• Given information
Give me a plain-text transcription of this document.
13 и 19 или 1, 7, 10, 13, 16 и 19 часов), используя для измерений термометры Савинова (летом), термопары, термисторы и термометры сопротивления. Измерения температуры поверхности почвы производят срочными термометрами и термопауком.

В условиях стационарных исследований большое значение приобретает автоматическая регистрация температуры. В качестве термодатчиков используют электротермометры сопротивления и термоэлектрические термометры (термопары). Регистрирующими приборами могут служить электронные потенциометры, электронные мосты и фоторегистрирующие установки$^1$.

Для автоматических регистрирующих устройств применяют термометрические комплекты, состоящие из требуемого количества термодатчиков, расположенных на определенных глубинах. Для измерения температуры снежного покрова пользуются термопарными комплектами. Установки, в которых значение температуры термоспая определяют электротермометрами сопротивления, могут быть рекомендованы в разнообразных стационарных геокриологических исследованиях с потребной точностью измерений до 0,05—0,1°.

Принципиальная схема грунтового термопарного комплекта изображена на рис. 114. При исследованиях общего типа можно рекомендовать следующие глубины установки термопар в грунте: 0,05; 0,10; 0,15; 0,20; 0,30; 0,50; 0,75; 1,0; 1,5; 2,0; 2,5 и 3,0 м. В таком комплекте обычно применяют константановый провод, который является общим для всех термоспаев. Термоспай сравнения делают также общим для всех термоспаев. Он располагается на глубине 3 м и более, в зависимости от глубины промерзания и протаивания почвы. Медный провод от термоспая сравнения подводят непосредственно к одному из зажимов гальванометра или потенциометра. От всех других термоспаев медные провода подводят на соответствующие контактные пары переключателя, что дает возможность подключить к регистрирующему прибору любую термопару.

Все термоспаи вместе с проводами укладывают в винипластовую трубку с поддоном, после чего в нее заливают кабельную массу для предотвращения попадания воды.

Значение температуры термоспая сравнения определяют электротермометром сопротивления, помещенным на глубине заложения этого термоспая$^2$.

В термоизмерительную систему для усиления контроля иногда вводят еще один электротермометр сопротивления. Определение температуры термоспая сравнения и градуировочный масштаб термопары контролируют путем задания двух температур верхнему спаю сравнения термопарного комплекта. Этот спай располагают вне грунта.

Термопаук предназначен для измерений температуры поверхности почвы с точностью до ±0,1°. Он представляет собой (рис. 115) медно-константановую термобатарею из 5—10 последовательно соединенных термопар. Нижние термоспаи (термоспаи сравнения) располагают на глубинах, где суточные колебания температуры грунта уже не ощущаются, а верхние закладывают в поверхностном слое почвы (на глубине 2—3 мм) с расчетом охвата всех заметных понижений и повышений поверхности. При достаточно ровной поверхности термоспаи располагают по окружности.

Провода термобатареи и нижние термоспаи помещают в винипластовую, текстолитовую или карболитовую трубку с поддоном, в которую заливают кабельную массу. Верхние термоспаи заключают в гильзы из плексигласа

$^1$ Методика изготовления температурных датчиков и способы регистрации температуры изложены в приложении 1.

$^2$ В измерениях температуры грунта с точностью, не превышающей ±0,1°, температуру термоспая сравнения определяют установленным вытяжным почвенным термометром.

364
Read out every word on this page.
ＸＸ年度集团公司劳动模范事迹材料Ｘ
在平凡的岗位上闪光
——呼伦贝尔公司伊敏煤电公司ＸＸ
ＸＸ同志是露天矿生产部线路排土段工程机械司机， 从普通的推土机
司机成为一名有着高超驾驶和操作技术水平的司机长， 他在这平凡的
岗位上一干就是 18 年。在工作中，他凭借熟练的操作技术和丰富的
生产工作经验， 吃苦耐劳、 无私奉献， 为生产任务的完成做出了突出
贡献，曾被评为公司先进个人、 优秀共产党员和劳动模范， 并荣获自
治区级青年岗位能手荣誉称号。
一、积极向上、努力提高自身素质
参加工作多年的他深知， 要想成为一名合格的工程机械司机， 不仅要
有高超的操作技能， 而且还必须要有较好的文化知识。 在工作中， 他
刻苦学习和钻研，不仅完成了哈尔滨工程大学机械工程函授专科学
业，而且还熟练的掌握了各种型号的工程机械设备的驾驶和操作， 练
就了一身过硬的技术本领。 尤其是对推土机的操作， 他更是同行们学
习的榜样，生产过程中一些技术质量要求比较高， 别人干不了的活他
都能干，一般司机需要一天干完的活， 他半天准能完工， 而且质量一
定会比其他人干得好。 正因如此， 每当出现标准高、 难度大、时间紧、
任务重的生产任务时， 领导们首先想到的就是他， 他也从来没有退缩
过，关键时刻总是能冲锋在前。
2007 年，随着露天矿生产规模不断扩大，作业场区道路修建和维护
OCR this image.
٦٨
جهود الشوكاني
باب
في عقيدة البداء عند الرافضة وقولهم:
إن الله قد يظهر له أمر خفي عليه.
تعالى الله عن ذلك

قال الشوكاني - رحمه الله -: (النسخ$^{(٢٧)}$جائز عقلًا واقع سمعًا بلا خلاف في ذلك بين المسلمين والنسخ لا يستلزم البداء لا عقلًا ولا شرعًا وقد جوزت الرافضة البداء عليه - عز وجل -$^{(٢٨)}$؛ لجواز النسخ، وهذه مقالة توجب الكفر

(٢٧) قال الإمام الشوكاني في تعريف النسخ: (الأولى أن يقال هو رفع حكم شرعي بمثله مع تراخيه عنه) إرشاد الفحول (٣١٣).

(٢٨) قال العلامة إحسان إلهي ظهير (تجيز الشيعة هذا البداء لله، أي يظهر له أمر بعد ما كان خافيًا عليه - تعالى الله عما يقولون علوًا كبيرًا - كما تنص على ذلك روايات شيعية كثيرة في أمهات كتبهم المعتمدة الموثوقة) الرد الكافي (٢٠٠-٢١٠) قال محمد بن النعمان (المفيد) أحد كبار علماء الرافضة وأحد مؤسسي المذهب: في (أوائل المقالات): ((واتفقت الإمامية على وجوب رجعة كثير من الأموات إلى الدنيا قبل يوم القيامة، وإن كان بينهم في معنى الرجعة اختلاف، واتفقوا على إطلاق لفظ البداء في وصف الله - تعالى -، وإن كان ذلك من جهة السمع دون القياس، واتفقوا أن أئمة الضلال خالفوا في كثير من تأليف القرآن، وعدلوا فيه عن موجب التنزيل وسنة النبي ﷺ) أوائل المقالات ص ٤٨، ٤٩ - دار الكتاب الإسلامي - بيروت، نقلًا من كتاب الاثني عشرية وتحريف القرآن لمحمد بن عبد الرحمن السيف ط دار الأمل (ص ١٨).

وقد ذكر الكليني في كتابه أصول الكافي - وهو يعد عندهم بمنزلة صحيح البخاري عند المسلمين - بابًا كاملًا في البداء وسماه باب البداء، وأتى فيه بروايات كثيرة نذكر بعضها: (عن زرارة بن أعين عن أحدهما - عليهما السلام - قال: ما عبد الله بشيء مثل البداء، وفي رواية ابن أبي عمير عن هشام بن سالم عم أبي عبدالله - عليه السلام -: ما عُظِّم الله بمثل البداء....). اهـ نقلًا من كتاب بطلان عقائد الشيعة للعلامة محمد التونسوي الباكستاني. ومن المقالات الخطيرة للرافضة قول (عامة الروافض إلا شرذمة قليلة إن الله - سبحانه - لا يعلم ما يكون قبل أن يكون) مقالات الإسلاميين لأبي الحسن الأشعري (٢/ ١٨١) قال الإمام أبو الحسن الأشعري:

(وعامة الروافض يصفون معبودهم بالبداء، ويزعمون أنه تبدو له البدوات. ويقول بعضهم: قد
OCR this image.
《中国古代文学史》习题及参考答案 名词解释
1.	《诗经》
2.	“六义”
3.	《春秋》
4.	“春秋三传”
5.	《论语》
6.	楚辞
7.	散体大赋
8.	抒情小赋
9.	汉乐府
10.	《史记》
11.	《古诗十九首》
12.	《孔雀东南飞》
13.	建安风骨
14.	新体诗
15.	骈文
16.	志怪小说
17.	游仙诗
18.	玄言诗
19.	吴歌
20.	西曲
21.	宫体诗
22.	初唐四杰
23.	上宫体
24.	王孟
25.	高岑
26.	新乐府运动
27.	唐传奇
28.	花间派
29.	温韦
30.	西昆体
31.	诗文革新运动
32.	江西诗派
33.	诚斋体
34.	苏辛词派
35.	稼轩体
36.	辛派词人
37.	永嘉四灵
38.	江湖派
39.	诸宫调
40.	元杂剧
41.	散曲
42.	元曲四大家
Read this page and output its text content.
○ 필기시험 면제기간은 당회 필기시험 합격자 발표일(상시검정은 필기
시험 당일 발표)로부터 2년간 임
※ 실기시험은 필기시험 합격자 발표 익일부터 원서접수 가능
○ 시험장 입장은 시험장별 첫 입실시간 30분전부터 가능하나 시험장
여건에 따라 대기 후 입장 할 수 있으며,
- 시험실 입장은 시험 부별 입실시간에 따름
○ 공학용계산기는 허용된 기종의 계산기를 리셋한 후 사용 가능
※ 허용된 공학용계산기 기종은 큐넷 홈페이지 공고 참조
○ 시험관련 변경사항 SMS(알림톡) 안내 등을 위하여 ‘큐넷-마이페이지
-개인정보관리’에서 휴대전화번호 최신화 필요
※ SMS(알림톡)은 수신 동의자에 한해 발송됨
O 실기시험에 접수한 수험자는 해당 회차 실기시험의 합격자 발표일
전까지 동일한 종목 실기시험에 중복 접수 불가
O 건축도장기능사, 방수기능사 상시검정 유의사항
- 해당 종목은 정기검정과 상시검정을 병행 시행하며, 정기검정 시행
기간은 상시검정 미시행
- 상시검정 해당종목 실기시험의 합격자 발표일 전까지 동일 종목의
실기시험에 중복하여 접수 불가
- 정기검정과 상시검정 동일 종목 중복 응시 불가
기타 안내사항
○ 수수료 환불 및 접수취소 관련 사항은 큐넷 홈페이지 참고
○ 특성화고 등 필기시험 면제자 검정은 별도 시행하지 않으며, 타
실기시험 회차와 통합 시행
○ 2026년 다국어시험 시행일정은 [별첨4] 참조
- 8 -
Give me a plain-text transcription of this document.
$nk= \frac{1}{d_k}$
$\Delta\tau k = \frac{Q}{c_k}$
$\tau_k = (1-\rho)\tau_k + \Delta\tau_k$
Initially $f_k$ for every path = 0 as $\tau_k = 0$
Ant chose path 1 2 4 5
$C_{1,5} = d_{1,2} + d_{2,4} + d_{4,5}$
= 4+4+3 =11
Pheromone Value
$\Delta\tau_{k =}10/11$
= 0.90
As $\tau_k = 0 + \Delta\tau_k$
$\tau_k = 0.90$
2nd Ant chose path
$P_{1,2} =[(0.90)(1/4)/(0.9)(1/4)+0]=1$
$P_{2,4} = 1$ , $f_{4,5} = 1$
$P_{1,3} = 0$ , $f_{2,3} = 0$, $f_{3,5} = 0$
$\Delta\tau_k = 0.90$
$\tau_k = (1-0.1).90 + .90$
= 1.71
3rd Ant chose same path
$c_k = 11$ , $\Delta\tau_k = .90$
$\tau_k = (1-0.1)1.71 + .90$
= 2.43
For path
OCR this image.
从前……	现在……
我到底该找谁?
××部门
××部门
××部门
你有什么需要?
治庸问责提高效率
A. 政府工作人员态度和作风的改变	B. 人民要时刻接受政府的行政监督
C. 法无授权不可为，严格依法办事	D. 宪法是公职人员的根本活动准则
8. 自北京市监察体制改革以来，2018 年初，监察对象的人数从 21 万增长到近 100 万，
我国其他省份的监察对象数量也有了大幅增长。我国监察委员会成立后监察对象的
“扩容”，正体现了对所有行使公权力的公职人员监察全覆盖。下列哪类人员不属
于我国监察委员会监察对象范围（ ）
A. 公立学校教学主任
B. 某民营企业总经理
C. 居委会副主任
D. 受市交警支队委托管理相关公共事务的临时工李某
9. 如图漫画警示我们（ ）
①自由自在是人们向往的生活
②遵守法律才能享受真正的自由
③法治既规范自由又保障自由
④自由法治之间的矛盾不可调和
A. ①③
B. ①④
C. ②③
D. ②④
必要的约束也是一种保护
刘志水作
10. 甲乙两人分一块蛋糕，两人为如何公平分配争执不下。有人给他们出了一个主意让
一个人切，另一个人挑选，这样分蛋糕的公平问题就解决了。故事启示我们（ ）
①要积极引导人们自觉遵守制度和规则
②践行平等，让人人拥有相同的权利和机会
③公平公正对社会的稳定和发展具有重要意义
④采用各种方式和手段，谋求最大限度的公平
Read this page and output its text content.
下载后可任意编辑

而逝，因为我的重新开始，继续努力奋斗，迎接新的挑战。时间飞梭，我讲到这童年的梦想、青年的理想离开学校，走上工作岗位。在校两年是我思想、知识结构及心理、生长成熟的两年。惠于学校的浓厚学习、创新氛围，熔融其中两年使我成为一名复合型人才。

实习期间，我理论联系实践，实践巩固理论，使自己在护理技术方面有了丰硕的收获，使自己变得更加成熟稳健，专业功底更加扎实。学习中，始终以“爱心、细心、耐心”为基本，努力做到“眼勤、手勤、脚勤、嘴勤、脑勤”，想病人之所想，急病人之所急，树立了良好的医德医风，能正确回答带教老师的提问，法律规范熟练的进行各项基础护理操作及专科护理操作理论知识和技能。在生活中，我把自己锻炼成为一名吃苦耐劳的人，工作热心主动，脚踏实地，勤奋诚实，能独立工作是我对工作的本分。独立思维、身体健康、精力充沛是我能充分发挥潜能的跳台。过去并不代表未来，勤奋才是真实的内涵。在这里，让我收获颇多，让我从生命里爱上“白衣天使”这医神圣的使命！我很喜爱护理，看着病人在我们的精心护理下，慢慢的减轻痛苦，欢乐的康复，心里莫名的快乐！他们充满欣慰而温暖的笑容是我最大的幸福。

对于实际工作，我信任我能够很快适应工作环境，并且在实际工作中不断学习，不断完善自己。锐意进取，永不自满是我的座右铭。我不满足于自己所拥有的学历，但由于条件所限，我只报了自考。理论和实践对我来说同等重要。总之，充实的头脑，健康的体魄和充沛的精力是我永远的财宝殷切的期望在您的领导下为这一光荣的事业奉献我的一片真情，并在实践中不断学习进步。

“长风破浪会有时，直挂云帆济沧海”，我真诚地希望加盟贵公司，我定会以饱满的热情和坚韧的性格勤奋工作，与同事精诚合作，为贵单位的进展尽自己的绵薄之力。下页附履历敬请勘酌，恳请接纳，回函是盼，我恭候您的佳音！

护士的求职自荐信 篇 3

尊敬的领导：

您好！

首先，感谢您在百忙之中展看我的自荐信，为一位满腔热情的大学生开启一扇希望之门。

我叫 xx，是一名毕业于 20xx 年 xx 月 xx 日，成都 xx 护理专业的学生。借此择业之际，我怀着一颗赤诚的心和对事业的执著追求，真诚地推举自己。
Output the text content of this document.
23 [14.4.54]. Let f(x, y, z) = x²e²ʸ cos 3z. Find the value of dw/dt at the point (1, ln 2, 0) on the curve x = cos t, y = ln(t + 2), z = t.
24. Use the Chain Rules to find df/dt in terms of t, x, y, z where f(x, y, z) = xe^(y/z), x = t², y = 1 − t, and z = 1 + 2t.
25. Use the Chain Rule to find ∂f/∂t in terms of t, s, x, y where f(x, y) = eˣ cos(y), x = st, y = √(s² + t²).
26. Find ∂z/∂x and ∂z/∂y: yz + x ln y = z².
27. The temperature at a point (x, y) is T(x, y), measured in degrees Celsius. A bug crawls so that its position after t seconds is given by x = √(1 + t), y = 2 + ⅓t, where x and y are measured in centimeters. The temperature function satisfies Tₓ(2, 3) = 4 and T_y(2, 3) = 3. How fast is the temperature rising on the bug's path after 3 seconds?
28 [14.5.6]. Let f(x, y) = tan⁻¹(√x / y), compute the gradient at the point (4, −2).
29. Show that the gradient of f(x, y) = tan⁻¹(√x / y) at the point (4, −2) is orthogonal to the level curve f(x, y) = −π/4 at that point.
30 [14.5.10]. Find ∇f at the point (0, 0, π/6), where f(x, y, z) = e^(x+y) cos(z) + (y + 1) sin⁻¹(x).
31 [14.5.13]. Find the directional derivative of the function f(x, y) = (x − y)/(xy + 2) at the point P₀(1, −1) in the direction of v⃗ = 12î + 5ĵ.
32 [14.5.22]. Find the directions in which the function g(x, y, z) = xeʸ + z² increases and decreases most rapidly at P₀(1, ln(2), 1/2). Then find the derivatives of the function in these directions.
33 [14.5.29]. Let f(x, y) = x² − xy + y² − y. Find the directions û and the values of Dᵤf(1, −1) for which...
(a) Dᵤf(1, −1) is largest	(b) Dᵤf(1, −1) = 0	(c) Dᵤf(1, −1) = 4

• Challenge
Copy the lines from the entries above in which the word "실기시험의" appears.

• Exercise output
O 실기시험에 접수한 수험자는 해당 회차 실기시험의 합격자 발표일
- 상시검정 해당종목 실기시험의 합격자 발표일 전까지 동일 종목의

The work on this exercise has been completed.